▶ Data records
***
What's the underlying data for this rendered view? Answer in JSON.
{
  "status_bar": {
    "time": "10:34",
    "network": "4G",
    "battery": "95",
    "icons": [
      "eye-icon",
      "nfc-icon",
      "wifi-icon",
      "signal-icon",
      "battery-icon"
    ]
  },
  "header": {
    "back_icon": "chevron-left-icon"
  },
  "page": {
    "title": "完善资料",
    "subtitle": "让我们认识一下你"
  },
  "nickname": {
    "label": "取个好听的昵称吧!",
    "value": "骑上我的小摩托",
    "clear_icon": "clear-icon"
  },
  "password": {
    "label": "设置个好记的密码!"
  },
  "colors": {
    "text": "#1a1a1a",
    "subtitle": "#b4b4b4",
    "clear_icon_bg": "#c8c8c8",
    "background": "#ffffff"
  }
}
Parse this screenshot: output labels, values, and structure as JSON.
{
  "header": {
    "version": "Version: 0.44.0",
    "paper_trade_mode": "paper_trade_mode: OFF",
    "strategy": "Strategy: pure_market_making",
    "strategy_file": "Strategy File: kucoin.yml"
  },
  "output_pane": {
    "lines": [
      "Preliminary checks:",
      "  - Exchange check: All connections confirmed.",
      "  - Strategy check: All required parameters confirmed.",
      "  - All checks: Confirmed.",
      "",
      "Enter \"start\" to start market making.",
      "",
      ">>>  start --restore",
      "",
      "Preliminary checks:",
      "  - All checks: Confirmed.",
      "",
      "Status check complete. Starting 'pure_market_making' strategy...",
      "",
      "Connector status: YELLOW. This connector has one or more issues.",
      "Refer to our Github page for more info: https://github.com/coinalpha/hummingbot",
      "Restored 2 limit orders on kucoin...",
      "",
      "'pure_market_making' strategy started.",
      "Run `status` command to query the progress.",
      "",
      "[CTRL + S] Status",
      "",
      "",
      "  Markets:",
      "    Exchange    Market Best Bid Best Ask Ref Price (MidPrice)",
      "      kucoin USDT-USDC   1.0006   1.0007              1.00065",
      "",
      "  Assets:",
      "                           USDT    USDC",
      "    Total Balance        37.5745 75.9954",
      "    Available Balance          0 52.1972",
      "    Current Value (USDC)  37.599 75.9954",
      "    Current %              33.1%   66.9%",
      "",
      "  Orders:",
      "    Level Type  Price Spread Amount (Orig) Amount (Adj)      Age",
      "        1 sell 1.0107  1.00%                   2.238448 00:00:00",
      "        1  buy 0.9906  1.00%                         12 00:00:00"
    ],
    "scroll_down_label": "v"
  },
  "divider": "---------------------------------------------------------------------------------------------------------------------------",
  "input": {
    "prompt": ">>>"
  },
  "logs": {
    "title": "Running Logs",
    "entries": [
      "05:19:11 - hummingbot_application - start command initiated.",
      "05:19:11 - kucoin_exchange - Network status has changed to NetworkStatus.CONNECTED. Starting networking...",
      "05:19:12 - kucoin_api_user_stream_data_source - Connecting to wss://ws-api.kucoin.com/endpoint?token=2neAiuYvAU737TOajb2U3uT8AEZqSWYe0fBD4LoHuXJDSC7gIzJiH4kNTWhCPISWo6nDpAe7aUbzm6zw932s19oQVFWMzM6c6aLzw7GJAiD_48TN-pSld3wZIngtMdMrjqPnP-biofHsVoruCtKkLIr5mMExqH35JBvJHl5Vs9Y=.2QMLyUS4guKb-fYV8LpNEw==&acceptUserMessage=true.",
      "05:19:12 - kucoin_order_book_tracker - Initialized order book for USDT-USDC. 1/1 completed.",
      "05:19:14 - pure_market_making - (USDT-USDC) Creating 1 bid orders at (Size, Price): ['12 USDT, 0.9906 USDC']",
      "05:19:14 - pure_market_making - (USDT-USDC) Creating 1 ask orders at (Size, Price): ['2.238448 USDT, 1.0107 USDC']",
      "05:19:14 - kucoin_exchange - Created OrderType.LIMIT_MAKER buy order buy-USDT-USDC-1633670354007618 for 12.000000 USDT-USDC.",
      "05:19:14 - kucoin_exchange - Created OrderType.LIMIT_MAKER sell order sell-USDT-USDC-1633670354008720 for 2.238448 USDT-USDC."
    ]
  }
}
***
▶ Required work
From the records above, work out how many lines contain the string "page". Give only the number.

▶ Task result
2